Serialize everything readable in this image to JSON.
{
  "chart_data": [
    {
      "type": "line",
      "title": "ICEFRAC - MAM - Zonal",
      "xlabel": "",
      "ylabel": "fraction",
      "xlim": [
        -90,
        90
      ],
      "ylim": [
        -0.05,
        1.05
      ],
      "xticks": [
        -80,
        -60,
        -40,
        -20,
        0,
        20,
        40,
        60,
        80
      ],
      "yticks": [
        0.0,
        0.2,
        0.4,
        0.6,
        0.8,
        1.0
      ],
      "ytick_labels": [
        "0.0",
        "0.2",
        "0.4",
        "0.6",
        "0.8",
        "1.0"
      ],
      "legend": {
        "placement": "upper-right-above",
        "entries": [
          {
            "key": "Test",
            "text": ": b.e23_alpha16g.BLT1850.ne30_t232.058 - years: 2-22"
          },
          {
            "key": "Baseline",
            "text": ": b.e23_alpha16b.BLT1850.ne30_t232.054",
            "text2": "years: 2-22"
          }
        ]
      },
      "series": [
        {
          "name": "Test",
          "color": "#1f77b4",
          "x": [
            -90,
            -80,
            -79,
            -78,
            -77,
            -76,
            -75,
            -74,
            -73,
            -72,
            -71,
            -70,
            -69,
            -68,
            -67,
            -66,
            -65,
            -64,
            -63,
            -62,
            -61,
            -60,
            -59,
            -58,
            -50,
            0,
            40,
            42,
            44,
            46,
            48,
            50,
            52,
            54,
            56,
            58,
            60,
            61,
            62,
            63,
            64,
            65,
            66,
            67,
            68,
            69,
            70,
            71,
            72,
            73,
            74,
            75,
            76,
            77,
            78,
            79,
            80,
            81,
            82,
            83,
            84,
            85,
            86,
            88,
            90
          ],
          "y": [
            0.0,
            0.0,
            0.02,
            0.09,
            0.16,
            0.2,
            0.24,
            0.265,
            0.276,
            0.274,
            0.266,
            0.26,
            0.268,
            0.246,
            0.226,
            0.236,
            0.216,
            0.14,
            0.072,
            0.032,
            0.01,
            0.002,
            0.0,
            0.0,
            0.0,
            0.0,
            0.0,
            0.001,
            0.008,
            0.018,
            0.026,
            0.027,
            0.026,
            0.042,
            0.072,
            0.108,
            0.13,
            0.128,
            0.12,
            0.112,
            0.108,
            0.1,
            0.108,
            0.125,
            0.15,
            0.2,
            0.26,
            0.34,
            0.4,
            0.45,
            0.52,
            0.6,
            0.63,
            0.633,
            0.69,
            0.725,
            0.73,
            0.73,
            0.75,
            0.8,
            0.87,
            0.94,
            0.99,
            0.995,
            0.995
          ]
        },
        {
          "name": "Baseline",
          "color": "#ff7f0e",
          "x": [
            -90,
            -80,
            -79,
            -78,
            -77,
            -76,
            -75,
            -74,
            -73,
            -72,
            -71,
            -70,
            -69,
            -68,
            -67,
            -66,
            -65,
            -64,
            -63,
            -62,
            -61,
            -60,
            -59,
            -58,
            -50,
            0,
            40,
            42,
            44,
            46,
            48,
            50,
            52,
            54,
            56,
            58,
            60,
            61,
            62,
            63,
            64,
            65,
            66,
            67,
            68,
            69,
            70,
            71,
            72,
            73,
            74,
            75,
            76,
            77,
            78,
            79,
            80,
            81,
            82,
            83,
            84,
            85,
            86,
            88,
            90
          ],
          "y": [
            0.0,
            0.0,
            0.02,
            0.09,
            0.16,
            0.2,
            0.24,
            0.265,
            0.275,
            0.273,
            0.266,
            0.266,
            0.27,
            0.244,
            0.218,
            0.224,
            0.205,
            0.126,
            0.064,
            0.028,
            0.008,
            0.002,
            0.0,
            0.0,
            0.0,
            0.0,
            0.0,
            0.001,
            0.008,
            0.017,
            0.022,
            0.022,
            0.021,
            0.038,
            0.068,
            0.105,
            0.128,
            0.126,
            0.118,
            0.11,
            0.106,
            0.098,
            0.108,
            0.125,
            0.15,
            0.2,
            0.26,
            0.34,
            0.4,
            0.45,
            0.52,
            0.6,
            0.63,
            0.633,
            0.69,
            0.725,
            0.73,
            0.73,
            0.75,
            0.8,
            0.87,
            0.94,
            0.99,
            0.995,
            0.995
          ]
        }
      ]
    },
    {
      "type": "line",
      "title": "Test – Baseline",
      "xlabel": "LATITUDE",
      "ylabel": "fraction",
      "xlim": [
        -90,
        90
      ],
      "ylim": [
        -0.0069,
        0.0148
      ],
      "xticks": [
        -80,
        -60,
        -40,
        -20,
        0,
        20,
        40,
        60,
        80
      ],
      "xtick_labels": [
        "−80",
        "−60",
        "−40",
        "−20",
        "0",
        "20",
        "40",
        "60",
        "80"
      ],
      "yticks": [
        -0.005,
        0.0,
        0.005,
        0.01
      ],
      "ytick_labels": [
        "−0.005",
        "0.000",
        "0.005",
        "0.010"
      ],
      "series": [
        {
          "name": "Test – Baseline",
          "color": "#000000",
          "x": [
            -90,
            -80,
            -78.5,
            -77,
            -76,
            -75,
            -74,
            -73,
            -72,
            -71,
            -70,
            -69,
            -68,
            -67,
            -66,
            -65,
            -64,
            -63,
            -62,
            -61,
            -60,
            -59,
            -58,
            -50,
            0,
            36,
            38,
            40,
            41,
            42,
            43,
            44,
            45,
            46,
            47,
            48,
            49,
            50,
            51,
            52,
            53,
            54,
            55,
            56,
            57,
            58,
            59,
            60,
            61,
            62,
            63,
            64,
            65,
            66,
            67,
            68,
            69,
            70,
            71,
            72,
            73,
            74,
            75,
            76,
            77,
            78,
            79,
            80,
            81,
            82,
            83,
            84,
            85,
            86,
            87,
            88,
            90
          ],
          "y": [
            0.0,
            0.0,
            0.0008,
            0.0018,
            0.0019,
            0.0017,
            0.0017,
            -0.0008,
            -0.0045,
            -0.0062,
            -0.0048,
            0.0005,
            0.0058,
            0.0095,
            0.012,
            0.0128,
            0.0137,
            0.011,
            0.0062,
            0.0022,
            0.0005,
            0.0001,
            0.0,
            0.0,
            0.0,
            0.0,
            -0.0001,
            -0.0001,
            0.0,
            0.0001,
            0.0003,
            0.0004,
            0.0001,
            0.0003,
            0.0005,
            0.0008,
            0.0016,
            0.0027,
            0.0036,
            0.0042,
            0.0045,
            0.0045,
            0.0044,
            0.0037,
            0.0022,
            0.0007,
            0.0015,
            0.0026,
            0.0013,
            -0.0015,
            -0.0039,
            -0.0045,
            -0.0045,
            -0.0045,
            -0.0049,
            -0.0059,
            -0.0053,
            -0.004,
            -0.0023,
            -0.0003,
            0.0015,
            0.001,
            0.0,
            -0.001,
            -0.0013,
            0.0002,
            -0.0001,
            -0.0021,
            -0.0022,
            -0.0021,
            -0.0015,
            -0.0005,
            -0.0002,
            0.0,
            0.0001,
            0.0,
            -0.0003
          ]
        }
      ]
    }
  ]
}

================================

Do this —
From the material above, gather all lines that include the string "Baseline" and copy them.

Task response —
            "key": "Baseline",
          "name": "Baseline",
      "title": "Test – Baseline",
          "name": "Test – Baseline",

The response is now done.